### Description of the task
Below are the entries; state how many of their lines contain the string "Common", and nothing more.

### Exercise materials
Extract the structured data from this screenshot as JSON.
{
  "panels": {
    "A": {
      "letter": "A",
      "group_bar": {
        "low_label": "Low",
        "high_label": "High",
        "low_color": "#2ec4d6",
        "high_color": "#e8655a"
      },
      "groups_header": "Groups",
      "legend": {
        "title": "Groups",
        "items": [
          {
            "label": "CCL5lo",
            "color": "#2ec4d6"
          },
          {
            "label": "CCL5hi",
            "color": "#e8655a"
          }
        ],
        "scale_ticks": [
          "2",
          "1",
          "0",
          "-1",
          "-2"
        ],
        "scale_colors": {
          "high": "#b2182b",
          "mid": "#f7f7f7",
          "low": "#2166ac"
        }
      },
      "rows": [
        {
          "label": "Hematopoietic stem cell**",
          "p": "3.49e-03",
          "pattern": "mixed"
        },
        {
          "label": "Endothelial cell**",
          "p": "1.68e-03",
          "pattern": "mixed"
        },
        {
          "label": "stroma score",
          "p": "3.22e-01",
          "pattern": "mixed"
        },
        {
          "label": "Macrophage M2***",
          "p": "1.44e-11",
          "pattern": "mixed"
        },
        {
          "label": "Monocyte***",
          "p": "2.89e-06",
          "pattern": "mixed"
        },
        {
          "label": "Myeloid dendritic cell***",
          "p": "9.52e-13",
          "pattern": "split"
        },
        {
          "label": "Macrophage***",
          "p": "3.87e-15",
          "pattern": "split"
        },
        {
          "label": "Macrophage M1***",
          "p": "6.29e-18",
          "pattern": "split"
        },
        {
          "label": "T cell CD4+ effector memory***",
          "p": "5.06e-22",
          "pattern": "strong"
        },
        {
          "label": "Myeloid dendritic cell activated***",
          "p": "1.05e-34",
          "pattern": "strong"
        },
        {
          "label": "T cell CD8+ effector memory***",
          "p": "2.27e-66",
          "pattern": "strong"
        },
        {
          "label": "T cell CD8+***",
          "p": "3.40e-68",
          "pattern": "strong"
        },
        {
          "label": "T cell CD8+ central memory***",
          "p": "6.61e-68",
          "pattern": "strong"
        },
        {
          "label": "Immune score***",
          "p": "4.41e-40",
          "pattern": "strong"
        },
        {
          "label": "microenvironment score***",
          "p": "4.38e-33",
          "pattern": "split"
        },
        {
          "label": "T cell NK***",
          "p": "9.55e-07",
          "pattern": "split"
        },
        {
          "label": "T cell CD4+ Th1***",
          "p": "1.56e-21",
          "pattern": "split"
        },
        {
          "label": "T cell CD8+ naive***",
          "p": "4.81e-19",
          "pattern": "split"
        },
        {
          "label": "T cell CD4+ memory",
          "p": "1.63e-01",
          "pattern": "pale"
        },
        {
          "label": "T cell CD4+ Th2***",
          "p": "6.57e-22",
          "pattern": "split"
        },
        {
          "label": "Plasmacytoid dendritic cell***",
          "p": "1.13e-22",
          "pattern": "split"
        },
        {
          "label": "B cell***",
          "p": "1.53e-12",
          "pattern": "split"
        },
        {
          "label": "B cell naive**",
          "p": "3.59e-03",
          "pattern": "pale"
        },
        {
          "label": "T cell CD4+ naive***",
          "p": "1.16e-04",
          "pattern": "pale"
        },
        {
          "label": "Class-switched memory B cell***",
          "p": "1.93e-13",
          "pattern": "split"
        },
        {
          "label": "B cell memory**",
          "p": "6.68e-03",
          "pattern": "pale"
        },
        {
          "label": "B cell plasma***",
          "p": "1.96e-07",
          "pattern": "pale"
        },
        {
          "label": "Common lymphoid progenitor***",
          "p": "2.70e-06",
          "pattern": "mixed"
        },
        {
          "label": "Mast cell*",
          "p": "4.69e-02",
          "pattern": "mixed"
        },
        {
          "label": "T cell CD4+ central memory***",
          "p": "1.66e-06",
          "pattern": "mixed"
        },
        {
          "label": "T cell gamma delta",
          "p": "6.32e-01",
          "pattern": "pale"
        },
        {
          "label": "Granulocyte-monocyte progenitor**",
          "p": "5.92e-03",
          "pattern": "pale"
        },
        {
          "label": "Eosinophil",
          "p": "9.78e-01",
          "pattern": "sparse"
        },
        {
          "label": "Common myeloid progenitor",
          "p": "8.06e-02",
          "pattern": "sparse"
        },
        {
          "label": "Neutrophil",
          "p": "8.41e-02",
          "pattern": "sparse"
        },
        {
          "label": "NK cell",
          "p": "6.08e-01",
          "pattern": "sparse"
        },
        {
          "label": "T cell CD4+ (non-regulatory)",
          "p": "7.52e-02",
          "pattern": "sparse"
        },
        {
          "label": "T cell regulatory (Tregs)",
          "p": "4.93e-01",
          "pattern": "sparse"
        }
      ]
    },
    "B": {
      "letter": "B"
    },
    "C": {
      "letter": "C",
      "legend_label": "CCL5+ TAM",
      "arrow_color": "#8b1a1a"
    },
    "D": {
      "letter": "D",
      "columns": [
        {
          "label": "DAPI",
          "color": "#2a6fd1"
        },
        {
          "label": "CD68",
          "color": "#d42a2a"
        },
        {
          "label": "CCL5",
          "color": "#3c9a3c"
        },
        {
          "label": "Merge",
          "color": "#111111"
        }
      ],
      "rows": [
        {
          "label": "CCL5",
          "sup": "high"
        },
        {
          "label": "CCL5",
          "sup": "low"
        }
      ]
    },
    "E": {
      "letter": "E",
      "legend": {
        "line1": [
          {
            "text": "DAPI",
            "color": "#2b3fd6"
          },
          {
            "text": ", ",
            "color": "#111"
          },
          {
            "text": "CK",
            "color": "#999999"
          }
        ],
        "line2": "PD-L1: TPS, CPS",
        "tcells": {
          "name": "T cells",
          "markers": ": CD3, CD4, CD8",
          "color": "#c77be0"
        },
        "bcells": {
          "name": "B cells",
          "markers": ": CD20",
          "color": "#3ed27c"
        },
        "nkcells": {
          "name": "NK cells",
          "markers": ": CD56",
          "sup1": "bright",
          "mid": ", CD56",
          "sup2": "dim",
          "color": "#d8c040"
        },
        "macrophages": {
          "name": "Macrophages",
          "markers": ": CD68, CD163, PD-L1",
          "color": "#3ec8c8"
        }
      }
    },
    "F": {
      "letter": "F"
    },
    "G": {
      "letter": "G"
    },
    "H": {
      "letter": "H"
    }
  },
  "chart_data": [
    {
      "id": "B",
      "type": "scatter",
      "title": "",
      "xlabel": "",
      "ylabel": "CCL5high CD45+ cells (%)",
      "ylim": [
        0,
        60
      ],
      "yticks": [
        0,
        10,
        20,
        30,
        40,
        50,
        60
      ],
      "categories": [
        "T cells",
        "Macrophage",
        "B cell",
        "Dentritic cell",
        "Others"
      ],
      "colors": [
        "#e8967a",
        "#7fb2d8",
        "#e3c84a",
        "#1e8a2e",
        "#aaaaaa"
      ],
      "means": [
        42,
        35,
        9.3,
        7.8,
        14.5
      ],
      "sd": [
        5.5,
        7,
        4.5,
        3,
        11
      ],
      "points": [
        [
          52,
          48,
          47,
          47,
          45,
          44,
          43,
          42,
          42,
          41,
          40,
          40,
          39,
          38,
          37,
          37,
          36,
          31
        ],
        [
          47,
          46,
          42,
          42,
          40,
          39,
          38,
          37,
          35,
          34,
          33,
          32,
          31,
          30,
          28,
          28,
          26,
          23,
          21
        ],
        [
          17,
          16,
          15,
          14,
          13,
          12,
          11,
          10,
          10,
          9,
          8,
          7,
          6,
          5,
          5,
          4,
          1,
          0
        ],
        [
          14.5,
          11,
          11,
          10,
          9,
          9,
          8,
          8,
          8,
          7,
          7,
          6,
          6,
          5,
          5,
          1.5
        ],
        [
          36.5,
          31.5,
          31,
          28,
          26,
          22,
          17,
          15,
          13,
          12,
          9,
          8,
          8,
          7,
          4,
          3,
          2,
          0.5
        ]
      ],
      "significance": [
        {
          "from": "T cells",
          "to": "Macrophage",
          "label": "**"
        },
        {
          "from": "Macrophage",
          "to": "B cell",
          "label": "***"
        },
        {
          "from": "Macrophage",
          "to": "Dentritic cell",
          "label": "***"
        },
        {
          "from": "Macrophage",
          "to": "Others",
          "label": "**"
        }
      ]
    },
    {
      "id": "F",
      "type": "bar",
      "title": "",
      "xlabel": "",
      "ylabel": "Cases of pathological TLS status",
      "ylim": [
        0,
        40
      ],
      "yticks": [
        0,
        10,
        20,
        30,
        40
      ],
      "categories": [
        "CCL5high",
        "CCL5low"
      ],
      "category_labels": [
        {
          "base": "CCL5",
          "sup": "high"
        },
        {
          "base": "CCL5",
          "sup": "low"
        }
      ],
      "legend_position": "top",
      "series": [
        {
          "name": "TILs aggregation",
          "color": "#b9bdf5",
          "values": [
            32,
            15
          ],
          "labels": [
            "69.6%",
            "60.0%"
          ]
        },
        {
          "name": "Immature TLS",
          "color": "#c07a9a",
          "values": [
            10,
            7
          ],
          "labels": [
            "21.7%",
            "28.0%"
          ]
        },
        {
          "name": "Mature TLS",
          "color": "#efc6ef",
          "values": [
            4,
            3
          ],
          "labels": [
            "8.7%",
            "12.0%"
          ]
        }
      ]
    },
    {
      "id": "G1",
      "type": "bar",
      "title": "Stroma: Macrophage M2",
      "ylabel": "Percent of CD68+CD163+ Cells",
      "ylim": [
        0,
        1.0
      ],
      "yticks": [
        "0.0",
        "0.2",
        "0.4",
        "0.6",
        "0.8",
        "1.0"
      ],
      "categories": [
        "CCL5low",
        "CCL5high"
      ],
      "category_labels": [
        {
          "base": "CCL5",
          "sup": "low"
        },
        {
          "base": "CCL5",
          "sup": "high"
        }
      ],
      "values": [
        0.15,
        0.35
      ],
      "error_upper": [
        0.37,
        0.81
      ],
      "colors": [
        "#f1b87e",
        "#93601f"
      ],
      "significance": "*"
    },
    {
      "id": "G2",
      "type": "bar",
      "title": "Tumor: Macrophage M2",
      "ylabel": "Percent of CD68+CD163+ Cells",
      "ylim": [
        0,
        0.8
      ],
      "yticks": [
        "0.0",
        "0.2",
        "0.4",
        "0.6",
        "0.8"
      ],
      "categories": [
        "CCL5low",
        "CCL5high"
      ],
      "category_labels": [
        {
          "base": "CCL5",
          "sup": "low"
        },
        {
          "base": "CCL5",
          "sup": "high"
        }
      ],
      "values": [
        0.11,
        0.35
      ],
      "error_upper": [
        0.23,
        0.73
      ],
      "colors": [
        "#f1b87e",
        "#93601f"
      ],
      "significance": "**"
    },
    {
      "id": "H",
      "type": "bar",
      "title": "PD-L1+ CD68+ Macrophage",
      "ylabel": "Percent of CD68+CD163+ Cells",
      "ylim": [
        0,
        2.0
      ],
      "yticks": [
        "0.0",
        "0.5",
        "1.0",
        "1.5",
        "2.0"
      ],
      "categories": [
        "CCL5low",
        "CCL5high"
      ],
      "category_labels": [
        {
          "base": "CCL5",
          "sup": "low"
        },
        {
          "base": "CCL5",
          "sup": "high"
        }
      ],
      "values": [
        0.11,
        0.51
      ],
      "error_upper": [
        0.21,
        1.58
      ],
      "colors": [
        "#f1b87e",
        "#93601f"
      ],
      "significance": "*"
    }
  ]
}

### Expected answer
2